(Dataset entries)
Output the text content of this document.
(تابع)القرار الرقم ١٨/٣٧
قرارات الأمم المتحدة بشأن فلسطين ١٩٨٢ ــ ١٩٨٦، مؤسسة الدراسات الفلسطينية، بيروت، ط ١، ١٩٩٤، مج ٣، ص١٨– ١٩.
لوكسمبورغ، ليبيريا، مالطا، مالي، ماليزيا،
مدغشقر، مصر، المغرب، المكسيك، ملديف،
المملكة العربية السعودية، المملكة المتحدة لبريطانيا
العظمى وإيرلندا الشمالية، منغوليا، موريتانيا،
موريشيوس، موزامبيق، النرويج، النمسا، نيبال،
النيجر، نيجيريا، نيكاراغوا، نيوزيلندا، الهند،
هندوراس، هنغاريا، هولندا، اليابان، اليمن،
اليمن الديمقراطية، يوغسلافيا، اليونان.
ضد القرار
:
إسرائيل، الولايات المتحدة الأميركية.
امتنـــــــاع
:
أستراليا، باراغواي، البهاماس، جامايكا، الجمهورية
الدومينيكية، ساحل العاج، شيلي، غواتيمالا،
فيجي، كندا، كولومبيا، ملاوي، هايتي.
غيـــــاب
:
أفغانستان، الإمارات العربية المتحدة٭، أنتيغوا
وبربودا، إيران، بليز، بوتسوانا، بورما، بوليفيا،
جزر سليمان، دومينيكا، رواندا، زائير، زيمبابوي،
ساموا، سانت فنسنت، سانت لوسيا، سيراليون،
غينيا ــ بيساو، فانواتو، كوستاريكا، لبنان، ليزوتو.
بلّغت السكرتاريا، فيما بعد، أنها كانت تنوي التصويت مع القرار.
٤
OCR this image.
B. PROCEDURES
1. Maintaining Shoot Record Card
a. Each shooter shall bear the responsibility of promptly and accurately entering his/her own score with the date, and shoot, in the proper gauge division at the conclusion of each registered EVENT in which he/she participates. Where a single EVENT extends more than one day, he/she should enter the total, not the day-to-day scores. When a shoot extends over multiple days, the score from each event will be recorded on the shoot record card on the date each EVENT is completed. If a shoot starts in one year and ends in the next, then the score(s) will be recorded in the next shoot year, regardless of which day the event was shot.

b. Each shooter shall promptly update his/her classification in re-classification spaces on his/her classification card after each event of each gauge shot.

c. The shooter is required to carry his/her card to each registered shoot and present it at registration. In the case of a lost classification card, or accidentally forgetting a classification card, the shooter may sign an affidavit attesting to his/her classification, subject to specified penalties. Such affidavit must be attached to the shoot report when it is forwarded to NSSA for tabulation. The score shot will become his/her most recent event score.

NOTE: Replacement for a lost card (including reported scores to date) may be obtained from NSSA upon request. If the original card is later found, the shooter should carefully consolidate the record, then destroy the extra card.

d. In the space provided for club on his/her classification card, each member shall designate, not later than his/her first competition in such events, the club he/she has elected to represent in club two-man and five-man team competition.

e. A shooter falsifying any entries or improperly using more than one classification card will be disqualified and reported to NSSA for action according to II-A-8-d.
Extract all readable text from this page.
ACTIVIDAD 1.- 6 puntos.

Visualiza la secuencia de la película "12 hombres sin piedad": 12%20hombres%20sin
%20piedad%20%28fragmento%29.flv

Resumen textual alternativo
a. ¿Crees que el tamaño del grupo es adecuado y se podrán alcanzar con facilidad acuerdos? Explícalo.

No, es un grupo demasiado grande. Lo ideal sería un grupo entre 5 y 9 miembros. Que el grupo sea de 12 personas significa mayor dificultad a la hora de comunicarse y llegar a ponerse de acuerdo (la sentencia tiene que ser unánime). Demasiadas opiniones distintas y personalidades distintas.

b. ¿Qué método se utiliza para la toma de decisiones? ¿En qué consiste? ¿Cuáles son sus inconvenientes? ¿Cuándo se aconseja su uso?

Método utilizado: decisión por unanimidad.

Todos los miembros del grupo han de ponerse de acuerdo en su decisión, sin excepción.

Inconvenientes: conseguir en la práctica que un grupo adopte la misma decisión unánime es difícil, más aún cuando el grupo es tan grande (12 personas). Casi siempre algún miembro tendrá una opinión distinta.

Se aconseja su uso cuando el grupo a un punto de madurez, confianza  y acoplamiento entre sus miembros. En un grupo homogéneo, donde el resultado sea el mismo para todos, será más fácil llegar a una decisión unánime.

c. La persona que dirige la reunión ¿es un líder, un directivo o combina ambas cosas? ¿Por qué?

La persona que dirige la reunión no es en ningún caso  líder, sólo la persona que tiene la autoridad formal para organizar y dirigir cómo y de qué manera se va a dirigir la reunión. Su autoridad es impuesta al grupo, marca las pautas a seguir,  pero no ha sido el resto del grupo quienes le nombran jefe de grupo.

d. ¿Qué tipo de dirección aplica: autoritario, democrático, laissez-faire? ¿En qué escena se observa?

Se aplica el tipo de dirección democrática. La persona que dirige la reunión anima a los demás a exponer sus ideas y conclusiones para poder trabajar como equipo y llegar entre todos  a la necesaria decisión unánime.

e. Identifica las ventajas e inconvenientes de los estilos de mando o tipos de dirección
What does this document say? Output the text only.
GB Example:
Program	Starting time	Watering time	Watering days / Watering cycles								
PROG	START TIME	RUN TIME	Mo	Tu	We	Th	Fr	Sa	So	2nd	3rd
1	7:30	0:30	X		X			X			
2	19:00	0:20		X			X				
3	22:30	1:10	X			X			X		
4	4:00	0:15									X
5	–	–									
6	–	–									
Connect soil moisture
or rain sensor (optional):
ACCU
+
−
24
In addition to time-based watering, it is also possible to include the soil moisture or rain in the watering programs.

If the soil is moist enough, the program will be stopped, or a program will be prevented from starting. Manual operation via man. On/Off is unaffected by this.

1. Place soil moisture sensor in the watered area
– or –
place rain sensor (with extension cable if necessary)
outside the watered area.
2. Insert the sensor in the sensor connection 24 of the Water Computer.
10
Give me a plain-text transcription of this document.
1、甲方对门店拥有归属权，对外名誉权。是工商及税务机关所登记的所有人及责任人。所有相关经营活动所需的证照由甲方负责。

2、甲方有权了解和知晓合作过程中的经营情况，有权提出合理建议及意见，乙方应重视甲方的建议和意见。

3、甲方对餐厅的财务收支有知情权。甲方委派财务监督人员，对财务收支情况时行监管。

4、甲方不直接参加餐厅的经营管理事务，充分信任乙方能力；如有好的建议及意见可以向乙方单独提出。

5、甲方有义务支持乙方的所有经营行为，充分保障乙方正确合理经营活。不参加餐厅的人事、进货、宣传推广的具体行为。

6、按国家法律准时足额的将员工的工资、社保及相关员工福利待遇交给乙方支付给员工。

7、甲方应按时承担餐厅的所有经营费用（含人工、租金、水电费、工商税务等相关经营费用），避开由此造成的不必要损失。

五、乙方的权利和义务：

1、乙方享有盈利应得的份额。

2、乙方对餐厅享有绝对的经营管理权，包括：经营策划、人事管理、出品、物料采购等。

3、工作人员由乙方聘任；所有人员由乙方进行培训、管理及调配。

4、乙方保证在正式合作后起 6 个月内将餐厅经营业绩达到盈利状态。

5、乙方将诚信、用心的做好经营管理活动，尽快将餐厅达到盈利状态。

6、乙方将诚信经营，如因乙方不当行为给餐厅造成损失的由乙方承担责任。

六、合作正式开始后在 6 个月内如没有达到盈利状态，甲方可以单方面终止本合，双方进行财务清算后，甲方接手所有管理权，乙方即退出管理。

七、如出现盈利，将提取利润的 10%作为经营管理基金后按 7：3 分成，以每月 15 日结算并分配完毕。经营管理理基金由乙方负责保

• **OBJECTIVE**:
Write out the full listing, keeping every line exactly as it is.

• **EXPECTED ANSWER**:
Output the text content of this document.
(تابع)القرار الرقم ١٨/٣٧
قرارات الأمم المتحدة بشأن فلسطين ١٩٨٢ ــ ١٩٨٦، مؤسسة الدراسات الفلسطينية، بيروت، ط ١، ١٩٩٤، مج ٣، ص١٨– ١٩.
لوكسمبورغ، ليبيريا، مالطا، مالي، ماليزيا،
مدغشقر، مصر، المغرب، المكسيك، ملديف،
المملكة العربية السعودية، المملكة المتحدة لبريطانيا
العظمى وإيرلندا الشمالية، منغوليا، موريتانيا،
موريشيوس، موزامبيق، النرويج، النمسا، نيبال،
النيجر، نيجيريا، نيكاراغوا، نيوزيلندا، الهند،
هندوراس، هنغاريا، هولندا، اليابان، اليمن،
اليمن الديمقراطية، يوغسلافيا، اليونان.
ضد القرار
:
إسرائيل، الولايات المتحدة الأميركية.
امتنـــــــاع
:
أستراليا، باراغواي، البهاماس، جامايكا، الجمهورية
الدومينيكية، ساحل العاج، شيلي، غواتيمالا،
فيجي، كندا، كولومبيا، ملاوي، هايتي.
غيـــــاب
:
أفغانستان، الإمارات العربية المتحدة٭، أنتيغوا
وبربودا، إيران، بليز، بوتسوانا، بورما، بوليفيا،
جزر سليمان، دومينيكا، رواندا، زائير، زيمبابوي،
ساموا، سانت فنسنت، سانت لوسيا، سيراليون،
غينيا ــ بيساو، فانواتو، كوستاريكا، لبنان، ليزوتو.
بلّغت السكرتاريا، فيما بعد، أنها كانت تنوي التصويت مع القرار.
٤
OCR this image.
B. PROCEDURES
1. Maintaining Shoot Record Card
a. Each shooter shall bear the responsibility of promptly and accurately entering his/her own score with the date, and shoot, in the proper gauge division at the conclusion of each registered EVENT in which he/she participates. Where a single EVENT extends more than one day, he/she should enter the total, not the day-to-day scores. When a shoot extends over multiple days, the score from each event will be recorded on the shoot record card on the date each EVENT is completed. If a shoot starts in one year and ends in the next, then the score(s) will be recorded in the next shoot year, regardless of which day the event was shot.

b. Each shooter shall promptly update his/her classification in re-classification spaces on his/her classification card after each event of each gauge shot.

c. The shooter is required to carry his/her card to each registered shoot and present it at registration. In the case of a lost classification card, or accidentally forgetting a classification card, the shooter may sign an affidavit attesting to his/her classification, subject to specified penalties. Such affidavit must be attached to the shoot report when it is forwarded to NSSA for tabulation. The score shot will become his/her most recent event score.

NOTE: Replacement for a lost card (including reported scores to date) may be obtained from NSSA upon request. If the original card is later found, the shooter should carefully consolidate the record, then destroy the extra card.

d. In the space provided for club on his/her classification card, each member shall designate, not later than his/her first competition in such events, the club he/she has elected to represent in club two-man and five-man team competition.

e. A shooter falsifying any entries or improperly using more than one classification card will be disqualified and reported to NSSA for action according to II-A-8-d.
Extract all readable text from this page.
ACTIVIDAD 1.- 6 puntos.

Visualiza la secuencia de la película "12 hombres sin piedad": 12%20hombres%20sin
%20piedad%20%28fragmento%29.flv

Resumen textual alternativo
a. ¿Crees que el tamaño del grupo es adecuado y se podrán alcanzar con facilidad acuerdos? Explícalo.

No, es un grupo demasiado grande. Lo ideal sería un grupo entre 5 y 9 miembros. Que el grupo sea de 12 personas significa mayor dificultad a la hora de comunicarse y llegar a ponerse de acuerdo (la sentencia tiene que ser unánime). Demasiadas opiniones distintas y personalidades distintas.

b. ¿Qué método se utiliza para la toma de decisiones? ¿En qué consiste? ¿Cuáles son sus inconvenientes? ¿Cuándo se aconseja su uso?

Método utilizado: decisión por unanimidad.

Todos los miembros del grupo han de ponerse de acuerdo en su decisión, sin excepción.

Inconvenientes: conseguir en la práctica que un grupo adopte la misma decisión unánime es difícil, más aún cuando el grupo es tan grande (12 personas). Casi siempre algún miembro tendrá una opinión distinta.

Se aconseja su uso cuando el grupo a un punto de madurez, confianza  y acoplamiento entre sus miembros. En un grupo homogéneo, donde el resultado sea el mismo para todos, será más fácil llegar a una decisión unánime.

c. La persona que dirige la reunión ¿es un líder, un directivo o combina ambas cosas? ¿Por qué?

La persona que dirige la reunión no es en ningún caso  líder, sólo la persona que tiene la autoridad formal para organizar y dirigir cómo y de qué manera se va a dirigir la reunión. Su autoridad es impuesta al grupo, marca las pautas a seguir,  pero no ha sido el resto del grupo quienes le nombran jefe de grupo.

d. ¿Qué tipo de dirección aplica: autoritario, democrático, laissez-faire? ¿En qué escena se observa?

Se aplica el tipo de dirección democrática. La persona que dirige la reunión anima a los demás a exponer sus ideas y conclusiones para poder trabajar como equipo y llegar entre todos  a la necesaria decisión unánime.

e. Identifica las ventajas e inconvenientes de los estilos de mando o tipos de dirección
What does this document say? Output the text only.
GB Example:
Program	Starting time	Watering time	Watering days / Watering cycles								
PROG	START TIME	RUN TIME	Mo	Tu	We	Th	Fr	Sa	So	2nd	3rd
1	7:30	0:30	X		X			X			
2	19:00	0:20		X			X				
3	22:30	1:10	X			X			X		
4	4:00	0:15									X
5	–	–									
6	–	–									
Connect soil moisture
or rain sensor (optional):
ACCU
+
−
24
In addition to time-based watering, it is also possible to include the soil moisture or rain in the watering programs.

If the soil is moist enough, the program will be stopped, or a program will be prevented from starting. Manual operation via man. On/Off is unaffected by this.

1. Place soil moisture sensor in the watered area
– or –
place rain sensor (with extension cable if necessary)
outside the watered area.
2. Insert the sensor in the sensor connection 24 of the Water Computer.
10
Give me a plain-text transcription of this document.
1、甲方对门店拥有归属权，对外名誉权。是工商及税务机关所登记的所有人及责任人。所有相关经营活动所需的证照由甲方负责。

2、甲方有权了解和知晓合作过程中的经营情况，有权提出合理建议及意见，乙方应重视甲方的建议和意见。

3、甲方对餐厅的财务收支有知情权。甲方委派财务监督人员，对财务收支情况时行监管。

4、甲方不直接参加餐厅的经营管理事务，充分信任乙方能力；如有好的建议及意见可以向乙方单独提出。

5、甲方有义务支持乙方的所有经营行为，充分保障乙方正确合理经营活。不参加餐厅的人事、进货、宣传推广的具体行为。

6、按国家法律准时足额的将员工的工资、社保及相关员工福利待遇交给乙方支付给员工。

7、甲方应按时承担餐厅的所有经营费用（含人工、租金、水电费、工商税务等相关经营费用），避开由此造成的不必要损失。

五、乙方的权利和义务：

1、乙方享有盈利应得的份额。

2、乙方对餐厅享有绝对的经营管理权，包括：经营策划、人事管理、出品、物料采购等。

3、工作人员由乙方聘任；所有人员由乙方进行培训、管理及调配。

4、乙方保证在正式合作后起 6 个月内将餐厅经营业绩达到盈利状态。

5、乙方将诚信、用心的做好经营管理活动，尽快将餐厅达到盈利状态。

6、乙方将诚信经营，如因乙方不当行为给餐厅造成损失的由乙方承担责任。

六、合作正式开始后在 6 个月内如没有达到盈利状态，甲方可以单方面终止本合，双方进行财务清算后，甲方接手所有管理权，乙方即退出管理。

七、如出现盈利，将提取利润的 10%作为经营管理基金后按 7：3 分成，以每月 15 日结算并分配完毕。经营管理理基金由乙方负责保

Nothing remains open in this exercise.